● Requirements
In the entries below, count the lines holding "screenshot". Reply with the number only.
-- Start Given entries --
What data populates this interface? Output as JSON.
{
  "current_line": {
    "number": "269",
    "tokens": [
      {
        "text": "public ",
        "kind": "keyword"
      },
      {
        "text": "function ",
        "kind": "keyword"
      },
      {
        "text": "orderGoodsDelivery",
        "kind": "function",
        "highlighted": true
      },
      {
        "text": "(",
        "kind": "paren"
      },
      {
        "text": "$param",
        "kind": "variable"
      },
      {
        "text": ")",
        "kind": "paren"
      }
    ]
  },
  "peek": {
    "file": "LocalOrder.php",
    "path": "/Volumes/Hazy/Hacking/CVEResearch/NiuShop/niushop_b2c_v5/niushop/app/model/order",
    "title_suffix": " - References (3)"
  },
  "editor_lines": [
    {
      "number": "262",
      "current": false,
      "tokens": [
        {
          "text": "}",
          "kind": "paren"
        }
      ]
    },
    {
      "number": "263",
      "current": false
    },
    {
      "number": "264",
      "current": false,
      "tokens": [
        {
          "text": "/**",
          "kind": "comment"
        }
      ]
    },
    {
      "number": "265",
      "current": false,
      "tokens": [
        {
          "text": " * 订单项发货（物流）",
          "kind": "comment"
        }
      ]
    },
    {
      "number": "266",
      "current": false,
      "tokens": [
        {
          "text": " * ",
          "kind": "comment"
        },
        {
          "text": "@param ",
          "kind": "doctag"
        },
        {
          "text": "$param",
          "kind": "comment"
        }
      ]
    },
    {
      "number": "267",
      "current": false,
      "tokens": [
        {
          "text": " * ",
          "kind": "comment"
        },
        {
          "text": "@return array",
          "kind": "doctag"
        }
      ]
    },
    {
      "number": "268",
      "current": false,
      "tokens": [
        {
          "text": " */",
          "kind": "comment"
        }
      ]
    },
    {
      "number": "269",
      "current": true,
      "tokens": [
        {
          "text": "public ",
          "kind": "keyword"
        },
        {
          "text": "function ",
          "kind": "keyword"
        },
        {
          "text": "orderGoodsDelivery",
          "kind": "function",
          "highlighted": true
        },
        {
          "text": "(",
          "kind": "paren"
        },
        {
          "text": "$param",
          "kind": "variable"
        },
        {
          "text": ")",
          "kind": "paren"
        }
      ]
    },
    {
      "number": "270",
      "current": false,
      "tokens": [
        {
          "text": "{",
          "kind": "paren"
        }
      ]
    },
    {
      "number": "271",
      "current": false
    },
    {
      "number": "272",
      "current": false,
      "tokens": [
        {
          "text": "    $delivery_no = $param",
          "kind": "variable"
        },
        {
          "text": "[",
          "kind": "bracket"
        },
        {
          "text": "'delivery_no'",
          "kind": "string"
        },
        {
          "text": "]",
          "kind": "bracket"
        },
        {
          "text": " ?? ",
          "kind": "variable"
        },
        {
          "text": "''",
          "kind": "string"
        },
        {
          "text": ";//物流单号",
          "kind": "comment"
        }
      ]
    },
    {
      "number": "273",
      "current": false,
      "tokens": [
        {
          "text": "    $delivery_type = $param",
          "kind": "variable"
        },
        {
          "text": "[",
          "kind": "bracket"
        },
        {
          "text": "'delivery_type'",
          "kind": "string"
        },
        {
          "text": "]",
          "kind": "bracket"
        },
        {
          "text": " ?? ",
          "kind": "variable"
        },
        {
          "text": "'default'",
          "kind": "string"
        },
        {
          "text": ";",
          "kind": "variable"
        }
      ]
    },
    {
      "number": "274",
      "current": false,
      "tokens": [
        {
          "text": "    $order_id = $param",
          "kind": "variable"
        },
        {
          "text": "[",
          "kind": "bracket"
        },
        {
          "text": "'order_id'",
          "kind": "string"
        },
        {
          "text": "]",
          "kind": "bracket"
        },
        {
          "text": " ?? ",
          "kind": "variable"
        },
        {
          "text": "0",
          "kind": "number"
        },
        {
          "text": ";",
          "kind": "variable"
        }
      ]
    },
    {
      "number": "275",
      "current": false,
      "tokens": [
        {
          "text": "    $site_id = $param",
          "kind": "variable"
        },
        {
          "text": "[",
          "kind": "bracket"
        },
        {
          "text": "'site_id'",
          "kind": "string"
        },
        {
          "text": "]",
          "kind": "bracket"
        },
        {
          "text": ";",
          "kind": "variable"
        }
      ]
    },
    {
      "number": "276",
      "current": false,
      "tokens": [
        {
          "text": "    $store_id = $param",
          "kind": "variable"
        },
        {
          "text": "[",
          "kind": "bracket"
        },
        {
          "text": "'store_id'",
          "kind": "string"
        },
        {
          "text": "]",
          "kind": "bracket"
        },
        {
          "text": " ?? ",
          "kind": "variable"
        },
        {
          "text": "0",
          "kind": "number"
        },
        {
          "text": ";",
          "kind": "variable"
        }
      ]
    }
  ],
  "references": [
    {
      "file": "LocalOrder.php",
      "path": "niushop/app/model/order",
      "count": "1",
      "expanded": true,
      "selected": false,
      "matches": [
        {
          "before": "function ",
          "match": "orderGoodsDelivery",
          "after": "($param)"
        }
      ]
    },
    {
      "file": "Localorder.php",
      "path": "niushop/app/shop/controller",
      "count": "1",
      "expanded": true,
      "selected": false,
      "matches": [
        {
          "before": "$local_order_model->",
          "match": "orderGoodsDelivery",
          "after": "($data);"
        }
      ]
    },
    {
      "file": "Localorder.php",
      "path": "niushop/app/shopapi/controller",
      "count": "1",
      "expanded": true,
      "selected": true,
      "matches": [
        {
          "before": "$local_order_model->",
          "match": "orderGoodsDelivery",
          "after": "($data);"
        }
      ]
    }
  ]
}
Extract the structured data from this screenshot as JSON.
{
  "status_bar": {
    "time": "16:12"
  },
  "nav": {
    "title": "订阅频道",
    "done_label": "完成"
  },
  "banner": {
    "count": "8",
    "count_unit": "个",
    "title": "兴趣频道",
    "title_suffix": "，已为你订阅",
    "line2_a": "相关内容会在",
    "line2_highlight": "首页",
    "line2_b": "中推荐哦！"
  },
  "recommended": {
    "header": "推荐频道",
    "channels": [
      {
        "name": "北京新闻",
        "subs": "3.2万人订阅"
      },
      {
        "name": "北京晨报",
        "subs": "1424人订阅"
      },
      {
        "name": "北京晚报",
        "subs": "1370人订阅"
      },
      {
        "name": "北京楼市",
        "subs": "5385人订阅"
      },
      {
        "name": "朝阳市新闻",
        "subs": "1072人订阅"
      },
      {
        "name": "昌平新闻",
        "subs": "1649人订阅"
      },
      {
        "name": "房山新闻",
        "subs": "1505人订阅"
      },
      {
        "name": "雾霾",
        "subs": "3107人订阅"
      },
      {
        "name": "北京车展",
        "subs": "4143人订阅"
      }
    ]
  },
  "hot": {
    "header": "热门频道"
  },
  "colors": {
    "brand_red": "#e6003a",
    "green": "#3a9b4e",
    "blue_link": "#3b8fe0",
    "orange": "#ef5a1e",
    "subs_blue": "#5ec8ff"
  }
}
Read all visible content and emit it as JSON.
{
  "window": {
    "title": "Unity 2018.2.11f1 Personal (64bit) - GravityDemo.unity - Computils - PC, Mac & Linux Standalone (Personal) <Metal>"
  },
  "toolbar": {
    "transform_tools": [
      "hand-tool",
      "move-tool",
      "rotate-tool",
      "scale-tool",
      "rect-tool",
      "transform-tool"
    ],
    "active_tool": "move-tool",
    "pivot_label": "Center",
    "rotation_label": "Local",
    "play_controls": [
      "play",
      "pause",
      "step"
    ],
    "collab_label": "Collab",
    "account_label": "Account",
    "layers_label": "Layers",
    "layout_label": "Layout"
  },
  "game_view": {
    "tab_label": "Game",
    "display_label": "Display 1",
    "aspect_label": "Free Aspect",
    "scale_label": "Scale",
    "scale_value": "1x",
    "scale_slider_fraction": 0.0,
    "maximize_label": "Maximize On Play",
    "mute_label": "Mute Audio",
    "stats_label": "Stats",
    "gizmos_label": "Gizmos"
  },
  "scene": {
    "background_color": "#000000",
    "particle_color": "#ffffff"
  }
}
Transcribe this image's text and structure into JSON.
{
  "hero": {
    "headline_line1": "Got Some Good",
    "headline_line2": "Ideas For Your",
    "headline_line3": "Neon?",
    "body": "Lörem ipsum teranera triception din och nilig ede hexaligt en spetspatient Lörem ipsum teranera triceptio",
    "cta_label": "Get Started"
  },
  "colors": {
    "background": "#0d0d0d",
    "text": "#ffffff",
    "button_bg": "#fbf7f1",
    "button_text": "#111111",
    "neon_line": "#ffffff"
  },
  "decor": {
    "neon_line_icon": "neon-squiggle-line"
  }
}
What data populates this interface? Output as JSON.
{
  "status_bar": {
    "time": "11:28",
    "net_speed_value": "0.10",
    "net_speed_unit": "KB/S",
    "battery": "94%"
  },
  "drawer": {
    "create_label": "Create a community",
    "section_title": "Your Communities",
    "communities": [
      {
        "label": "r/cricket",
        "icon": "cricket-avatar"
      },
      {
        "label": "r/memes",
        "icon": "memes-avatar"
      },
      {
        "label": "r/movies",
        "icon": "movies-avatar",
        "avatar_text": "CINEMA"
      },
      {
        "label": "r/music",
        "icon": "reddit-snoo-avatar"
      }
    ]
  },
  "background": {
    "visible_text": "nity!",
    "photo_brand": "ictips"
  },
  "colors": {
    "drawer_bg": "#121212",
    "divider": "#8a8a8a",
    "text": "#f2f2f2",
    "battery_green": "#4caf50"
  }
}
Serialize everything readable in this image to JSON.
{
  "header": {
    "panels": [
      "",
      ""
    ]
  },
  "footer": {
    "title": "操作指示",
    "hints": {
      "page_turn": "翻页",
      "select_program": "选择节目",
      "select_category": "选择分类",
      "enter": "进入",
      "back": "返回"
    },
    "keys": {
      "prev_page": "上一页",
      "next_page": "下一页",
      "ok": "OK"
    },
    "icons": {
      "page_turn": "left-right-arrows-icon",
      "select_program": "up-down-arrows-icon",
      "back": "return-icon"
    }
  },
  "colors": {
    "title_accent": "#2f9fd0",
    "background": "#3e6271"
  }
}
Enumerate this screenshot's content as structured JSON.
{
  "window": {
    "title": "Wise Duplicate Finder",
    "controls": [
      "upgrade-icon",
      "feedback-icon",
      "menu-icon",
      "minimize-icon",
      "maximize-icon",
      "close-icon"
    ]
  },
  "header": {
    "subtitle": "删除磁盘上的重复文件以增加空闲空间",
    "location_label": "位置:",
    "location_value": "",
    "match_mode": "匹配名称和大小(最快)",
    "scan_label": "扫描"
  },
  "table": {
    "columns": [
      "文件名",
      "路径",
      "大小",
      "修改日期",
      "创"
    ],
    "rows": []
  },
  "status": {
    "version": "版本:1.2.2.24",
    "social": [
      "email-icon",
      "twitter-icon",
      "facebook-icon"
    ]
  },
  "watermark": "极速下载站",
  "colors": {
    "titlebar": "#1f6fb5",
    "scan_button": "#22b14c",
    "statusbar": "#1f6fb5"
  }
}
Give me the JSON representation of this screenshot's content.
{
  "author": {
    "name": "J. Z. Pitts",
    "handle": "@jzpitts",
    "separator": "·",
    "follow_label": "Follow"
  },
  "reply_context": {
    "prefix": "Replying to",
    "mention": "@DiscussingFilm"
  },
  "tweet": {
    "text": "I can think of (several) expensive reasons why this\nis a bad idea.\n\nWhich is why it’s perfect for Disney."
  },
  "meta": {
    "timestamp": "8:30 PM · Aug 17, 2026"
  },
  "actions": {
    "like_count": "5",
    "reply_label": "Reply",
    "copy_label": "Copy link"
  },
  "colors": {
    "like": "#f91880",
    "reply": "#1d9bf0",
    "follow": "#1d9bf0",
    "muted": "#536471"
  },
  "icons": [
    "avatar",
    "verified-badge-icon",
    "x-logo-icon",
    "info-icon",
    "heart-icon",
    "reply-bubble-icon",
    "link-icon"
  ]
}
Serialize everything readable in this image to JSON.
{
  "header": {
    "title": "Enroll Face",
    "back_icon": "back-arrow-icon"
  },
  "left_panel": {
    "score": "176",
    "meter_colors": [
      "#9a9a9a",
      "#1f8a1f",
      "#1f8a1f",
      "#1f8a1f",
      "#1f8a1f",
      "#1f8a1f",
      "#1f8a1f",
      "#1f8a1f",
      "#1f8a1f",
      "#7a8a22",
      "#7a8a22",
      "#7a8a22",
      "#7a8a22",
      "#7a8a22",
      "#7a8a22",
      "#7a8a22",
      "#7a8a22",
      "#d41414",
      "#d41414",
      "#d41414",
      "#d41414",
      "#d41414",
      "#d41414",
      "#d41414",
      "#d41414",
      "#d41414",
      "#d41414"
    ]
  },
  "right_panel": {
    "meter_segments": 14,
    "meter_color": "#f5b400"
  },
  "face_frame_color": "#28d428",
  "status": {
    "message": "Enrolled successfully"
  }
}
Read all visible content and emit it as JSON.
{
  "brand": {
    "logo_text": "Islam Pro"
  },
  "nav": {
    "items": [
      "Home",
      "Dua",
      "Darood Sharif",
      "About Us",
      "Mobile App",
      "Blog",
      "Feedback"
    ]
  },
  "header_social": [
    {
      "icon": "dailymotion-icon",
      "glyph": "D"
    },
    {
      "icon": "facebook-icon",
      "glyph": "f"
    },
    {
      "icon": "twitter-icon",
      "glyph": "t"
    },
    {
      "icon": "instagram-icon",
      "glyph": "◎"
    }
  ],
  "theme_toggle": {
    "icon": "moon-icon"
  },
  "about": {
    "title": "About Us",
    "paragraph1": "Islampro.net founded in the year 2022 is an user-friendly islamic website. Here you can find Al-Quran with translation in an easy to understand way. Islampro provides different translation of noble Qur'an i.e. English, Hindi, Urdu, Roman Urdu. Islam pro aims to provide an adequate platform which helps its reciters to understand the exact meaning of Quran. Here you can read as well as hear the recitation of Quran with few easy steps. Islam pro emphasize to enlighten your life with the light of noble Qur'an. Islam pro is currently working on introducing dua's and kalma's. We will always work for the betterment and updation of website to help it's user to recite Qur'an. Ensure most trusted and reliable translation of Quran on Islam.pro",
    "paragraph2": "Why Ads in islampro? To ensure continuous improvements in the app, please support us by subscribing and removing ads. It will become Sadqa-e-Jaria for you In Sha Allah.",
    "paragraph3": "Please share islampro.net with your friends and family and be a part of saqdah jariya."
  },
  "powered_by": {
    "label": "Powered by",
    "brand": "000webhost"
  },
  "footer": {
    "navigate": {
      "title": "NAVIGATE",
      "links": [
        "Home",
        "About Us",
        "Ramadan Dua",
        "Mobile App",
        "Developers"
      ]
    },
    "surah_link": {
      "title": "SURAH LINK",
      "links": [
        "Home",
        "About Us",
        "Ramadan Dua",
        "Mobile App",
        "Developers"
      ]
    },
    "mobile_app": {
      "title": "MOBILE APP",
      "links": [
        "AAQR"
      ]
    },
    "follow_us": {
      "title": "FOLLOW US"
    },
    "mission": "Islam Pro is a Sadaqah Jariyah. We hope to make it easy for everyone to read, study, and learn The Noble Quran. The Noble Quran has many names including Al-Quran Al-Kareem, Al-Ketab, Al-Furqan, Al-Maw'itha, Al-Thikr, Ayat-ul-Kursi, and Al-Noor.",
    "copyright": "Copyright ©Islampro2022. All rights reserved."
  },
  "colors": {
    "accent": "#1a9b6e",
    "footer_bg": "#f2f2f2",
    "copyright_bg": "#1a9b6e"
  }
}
-- End Given entries --
● Result of this task
3